* [Extracted information]:
------------------------------------
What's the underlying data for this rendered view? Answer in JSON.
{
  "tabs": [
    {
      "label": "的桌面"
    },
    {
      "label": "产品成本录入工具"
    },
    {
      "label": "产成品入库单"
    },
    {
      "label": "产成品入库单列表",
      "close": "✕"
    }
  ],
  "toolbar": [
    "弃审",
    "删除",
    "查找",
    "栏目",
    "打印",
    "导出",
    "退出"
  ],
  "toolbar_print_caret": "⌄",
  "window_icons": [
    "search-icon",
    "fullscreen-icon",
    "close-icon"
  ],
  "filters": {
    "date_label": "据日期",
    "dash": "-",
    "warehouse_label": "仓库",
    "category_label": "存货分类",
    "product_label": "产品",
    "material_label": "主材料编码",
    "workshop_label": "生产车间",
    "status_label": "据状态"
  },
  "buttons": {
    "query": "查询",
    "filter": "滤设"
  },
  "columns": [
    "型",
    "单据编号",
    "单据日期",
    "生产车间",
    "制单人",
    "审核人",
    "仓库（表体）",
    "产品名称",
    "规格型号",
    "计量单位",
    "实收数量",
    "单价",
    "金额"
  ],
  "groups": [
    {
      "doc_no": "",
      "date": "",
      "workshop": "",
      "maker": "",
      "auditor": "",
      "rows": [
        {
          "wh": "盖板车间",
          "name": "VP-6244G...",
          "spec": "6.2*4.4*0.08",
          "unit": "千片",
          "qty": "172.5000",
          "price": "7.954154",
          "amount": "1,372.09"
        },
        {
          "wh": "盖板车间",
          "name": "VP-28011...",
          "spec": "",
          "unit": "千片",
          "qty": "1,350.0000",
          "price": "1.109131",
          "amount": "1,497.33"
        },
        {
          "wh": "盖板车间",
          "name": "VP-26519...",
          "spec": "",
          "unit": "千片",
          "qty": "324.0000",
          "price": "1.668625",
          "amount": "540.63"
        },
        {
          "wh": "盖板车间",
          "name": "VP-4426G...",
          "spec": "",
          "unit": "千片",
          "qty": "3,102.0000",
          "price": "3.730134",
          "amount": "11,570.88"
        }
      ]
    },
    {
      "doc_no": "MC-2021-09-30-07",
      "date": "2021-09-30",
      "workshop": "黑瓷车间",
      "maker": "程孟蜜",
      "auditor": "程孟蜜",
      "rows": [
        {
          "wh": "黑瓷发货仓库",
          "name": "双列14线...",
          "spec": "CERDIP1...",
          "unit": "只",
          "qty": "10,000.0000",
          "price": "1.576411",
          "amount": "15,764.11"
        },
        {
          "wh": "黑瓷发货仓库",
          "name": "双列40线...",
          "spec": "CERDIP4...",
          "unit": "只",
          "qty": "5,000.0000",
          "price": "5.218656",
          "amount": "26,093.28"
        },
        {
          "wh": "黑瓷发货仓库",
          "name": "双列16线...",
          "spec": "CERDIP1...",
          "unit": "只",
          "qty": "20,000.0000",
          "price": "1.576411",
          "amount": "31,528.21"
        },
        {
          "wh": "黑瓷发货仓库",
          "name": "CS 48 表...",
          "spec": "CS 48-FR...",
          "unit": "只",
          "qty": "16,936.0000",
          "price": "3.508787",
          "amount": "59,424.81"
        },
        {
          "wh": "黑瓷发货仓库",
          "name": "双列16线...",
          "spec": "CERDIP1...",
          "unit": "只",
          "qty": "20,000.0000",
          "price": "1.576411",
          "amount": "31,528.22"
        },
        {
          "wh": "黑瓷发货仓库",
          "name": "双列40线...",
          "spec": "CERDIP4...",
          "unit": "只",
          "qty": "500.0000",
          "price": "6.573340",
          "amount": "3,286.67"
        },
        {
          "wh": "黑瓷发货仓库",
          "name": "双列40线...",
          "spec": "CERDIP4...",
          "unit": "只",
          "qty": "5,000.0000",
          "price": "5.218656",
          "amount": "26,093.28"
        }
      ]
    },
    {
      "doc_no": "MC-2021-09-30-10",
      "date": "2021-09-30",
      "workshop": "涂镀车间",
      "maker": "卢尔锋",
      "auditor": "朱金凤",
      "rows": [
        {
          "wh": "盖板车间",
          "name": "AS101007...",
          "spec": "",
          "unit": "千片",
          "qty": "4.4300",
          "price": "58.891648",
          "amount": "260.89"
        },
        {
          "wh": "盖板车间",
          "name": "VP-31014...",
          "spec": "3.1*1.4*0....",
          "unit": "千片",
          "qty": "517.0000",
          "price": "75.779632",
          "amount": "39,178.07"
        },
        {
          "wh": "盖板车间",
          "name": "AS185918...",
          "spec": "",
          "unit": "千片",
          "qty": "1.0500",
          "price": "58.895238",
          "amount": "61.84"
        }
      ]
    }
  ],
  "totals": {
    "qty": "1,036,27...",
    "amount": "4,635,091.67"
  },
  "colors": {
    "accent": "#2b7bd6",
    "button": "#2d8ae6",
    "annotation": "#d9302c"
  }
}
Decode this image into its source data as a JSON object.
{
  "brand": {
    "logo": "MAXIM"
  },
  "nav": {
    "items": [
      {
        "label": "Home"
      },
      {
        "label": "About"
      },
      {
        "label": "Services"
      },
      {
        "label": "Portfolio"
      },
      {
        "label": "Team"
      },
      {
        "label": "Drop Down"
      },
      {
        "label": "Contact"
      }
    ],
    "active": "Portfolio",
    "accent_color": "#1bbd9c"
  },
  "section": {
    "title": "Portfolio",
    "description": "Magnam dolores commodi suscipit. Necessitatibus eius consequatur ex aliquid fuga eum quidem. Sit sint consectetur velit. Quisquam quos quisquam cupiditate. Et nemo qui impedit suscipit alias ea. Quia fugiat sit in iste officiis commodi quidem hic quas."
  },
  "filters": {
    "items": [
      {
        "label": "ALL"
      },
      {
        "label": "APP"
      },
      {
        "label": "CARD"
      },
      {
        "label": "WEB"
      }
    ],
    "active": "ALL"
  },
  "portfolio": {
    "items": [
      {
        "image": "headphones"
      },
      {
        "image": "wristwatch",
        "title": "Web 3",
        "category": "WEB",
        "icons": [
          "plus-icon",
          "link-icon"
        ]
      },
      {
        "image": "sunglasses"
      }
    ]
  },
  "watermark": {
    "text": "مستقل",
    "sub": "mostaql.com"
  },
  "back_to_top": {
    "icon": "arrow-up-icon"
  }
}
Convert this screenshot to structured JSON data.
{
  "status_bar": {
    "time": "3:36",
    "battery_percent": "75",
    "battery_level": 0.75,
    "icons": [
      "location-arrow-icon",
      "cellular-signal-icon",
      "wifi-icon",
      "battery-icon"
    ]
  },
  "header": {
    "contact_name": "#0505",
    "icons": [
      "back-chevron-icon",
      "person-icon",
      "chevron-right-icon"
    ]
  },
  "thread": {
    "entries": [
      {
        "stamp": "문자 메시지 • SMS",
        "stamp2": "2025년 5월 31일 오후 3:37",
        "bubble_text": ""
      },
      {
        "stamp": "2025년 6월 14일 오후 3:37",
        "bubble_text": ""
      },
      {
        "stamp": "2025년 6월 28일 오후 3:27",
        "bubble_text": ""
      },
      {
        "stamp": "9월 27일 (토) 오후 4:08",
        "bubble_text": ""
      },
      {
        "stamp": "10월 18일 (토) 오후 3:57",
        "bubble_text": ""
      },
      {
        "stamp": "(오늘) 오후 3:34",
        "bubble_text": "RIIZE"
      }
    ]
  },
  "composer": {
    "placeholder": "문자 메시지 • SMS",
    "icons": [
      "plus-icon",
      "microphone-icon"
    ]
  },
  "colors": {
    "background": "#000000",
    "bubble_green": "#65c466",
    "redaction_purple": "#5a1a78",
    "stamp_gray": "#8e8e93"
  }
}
------------------------------------
In the records above, how many lines contain the word "data"? Give the number alone.

3